--- begin Data for the task ---
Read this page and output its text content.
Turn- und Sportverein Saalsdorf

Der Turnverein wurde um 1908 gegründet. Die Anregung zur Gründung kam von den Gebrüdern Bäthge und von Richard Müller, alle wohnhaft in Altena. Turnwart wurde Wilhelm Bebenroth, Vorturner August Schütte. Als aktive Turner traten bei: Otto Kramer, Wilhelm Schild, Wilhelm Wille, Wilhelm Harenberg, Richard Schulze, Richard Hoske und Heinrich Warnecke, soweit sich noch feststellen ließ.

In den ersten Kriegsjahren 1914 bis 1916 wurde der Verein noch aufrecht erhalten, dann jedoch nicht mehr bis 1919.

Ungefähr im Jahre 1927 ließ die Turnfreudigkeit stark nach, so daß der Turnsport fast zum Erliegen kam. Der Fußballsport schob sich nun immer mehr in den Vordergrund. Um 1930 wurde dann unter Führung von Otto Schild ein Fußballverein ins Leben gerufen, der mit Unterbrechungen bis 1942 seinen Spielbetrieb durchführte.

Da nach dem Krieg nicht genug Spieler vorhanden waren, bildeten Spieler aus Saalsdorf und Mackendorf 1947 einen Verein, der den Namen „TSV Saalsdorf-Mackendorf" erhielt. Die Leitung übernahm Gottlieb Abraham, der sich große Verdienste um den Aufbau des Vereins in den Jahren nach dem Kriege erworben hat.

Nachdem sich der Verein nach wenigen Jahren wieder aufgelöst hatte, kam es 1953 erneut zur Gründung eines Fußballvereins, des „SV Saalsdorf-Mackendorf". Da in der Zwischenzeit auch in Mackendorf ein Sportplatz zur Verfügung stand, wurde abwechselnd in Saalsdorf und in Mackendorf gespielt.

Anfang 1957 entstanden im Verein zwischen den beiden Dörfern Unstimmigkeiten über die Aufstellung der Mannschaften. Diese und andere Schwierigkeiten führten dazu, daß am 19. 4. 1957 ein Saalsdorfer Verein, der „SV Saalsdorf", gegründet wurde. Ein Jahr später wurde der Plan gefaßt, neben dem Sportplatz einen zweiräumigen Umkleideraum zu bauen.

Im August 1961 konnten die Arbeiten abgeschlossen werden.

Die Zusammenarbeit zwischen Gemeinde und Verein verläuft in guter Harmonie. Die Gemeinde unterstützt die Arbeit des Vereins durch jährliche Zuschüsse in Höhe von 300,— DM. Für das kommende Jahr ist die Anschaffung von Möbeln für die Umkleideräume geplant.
--- end Data for the task ---
-- Exercise brief --
In the listing above, find the lines holding the word "ließ" and copy them.

-- Result of this exercise --
Der Turnverein wurde um 1908 gegründet. Die Anregung zur Gründung kam von den Gebrüdern Bäthge und von Richard Müller, alle wohnhaft in Altena. Turnwart wurde Wilhelm Bebenroth, Vorturner August Schütte. Als aktive Turner traten bei: Otto Kramer, Wilhelm Schild, Wilhelm Wille, Wilhelm Harenberg, Richard Schulze, Richard Hoske und Heinrich Warnecke, soweit sich noch feststellen ließ.
Ungefähr im Jahre 1927 ließ die Turnfreudigkeit stark nach, so daß der Turnsport fast zum Erliegen kam. Der Fußballsport schob sich nun immer mehr in den Vordergrund. Um 1930 wurde dann unter Führung von Otto Schild ein Fußballverein ins Leben gerufen, der mit Unterbrechungen bis 1942 seinen Spielbetrieb durchführte.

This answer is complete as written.